═════ Dataset content ═════

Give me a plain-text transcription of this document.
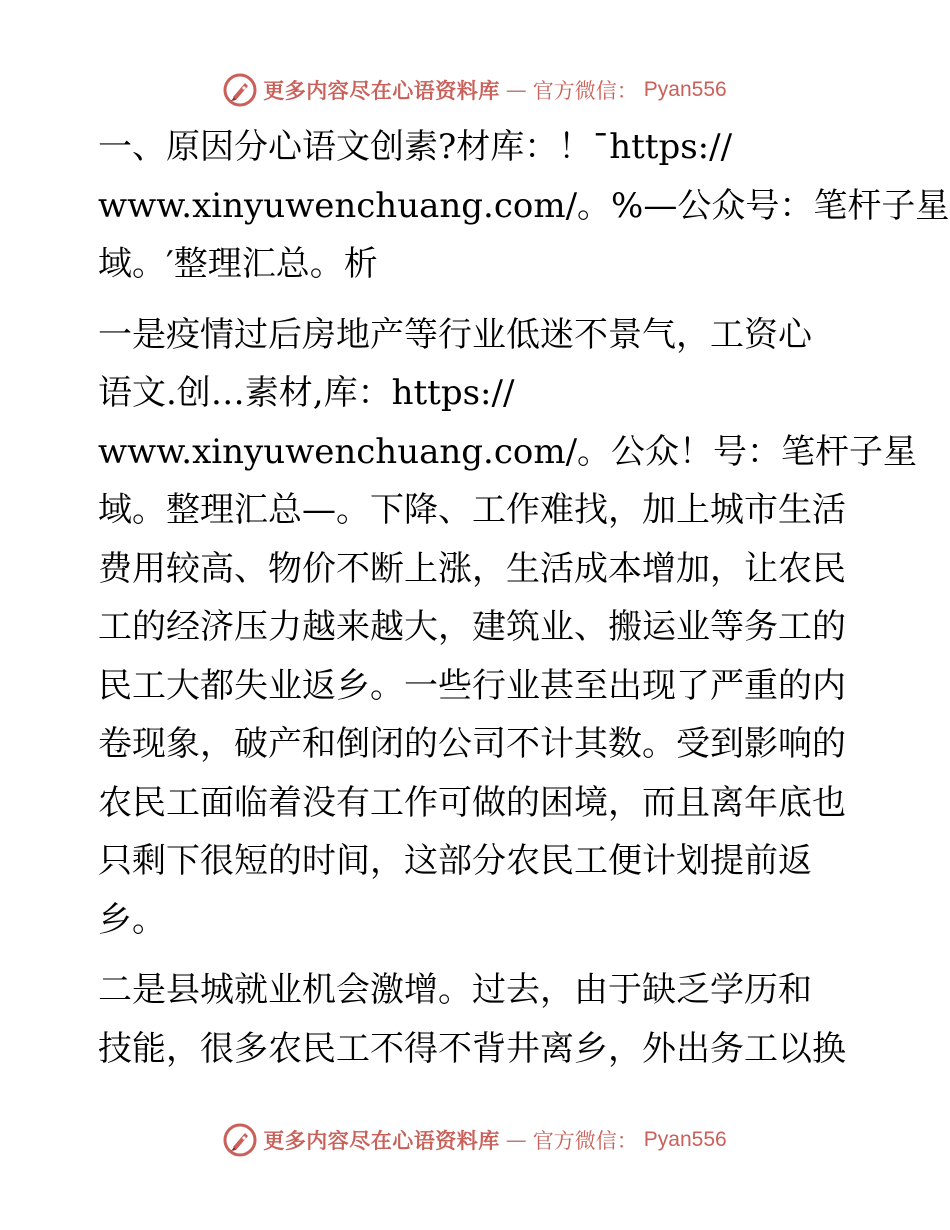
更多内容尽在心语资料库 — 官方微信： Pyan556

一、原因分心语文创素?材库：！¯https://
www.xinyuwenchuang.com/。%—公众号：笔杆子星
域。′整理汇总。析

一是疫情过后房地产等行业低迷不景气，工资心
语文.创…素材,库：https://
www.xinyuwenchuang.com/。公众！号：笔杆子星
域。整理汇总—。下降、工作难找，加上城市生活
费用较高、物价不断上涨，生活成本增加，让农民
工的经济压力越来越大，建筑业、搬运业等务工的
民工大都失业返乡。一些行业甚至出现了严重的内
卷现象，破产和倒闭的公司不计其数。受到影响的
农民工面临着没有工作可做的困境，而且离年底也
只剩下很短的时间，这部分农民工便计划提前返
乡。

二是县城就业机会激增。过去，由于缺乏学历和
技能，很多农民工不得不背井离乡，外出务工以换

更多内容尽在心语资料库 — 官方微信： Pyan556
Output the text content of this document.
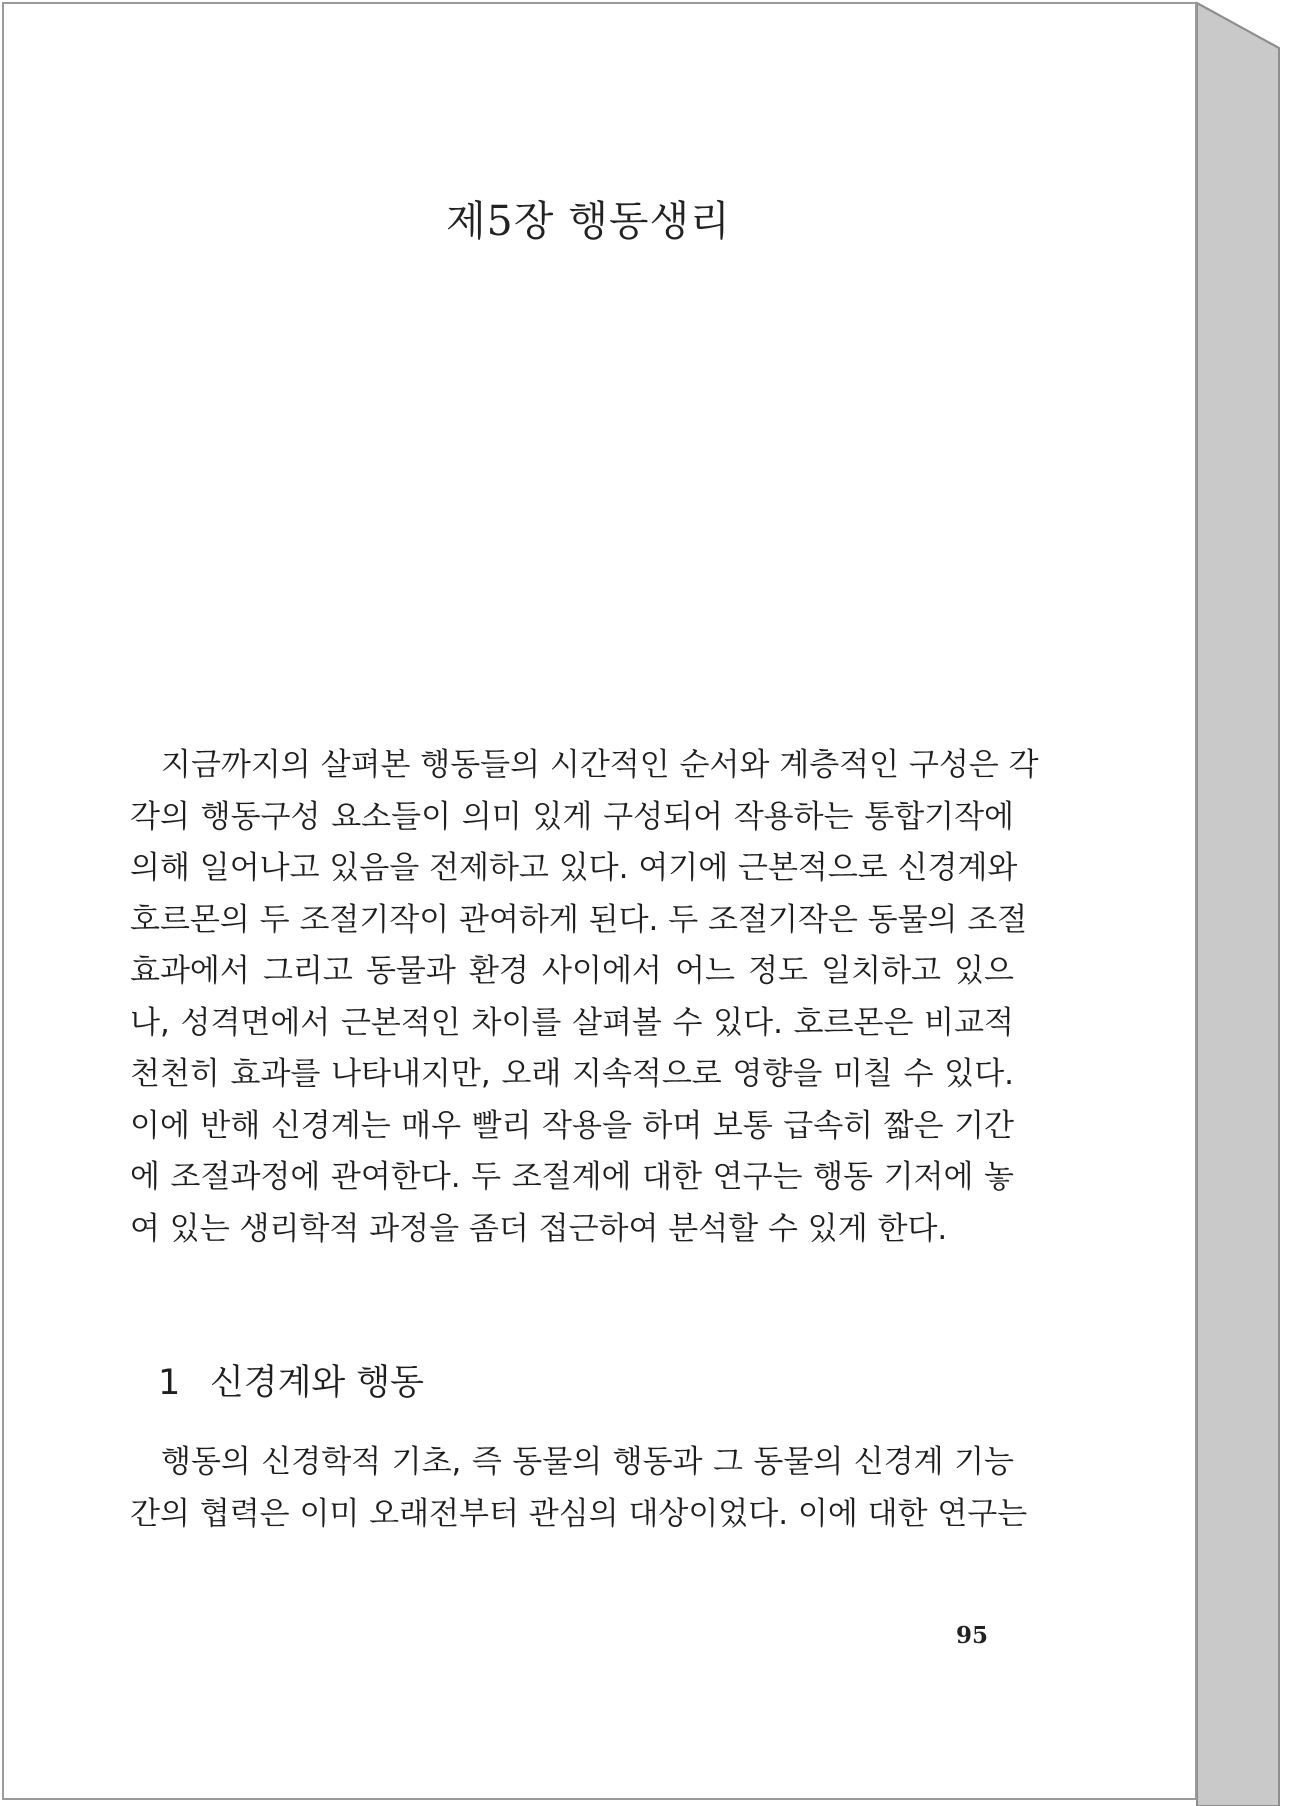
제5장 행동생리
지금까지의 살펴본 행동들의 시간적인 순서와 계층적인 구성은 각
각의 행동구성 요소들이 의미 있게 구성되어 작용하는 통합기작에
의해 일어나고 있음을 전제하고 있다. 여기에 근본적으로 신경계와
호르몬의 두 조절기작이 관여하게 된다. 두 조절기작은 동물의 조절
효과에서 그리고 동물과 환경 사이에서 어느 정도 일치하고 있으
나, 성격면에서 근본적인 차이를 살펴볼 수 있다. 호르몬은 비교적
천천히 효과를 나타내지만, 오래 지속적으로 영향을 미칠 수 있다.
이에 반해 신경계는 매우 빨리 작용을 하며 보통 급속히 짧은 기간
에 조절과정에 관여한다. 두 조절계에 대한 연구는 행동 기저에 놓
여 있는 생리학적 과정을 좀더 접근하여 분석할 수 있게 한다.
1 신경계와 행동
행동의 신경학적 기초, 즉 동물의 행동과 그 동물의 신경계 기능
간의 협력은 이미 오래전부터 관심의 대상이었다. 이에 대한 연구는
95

═════

## Given task
Quote the data exactly, leaving every image out of the copy.

## Completed exercise
Give me a plain-text transcription of this document.
更多内容尽在心语资料库 — 官方微信： Pyan556

一、原因分心语文创素?材库：！¯https://
www.xinyuwenchuang.com/。%—公众号：笔杆子星
域。′整理汇总。析

一是疫情过后房地产等行业低迷不景气，工资心
语文.创…素材,库：https://
www.xinyuwenchuang.com/。公众！号：笔杆子星
域。整理汇总—。下降、工作难找，加上城市生活
费用较高、物价不断上涨，生活成本增加，让农民
工的经济压力越来越大，建筑业、搬运业等务工的
民工大都失业返乡。一些行业甚至出现了严重的内
卷现象，破产和倒闭的公司不计其数。受到影响的
农民工面临着没有工作可做的困境，而且离年底也
只剩下很短的时间，这部分农民工便计划提前返
乡。

二是县城就业机会激增。过去，由于缺乏学历和
技能，很多农民工不得不背井离乡，外出务工以换

更多内容尽在心语资料库 — 官方微信： Pyan556
Output the text content of this document.
제5장 행동생리
지금까지의 살펴본 행동들의 시간적인 순서와 계층적인 구성은 각
각의 행동구성 요소들이 의미 있게 구성되어 작용하는 통합기작에
의해 일어나고 있음을 전제하고 있다. 여기에 근본적으로 신경계와
호르몬의 두 조절기작이 관여하게 된다. 두 조절기작은 동물의 조절
효과에서 그리고 동물과 환경 사이에서 어느 정도 일치하고 있으
나, 성격면에서 근본적인 차이를 살펴볼 수 있다. 호르몬은 비교적
천천히 효과를 나타내지만, 오래 지속적으로 영향을 미칠 수 있다.
이에 반해 신경계는 매우 빨리 작용을 하며 보통 급속히 짧은 기간
에 조절과정에 관여한다. 두 조절계에 대한 연구는 행동 기저에 놓
여 있는 생리학적 과정을 좀더 접근하여 분석할 수 있게 한다.
1 신경계와 행동
행동의 신경학적 기초, 즉 동물의 행동과 그 동물의 신경계 기능
간의 협력은 이미 오래전부터 관심의 대상이었다. 이에 대한 연구는
95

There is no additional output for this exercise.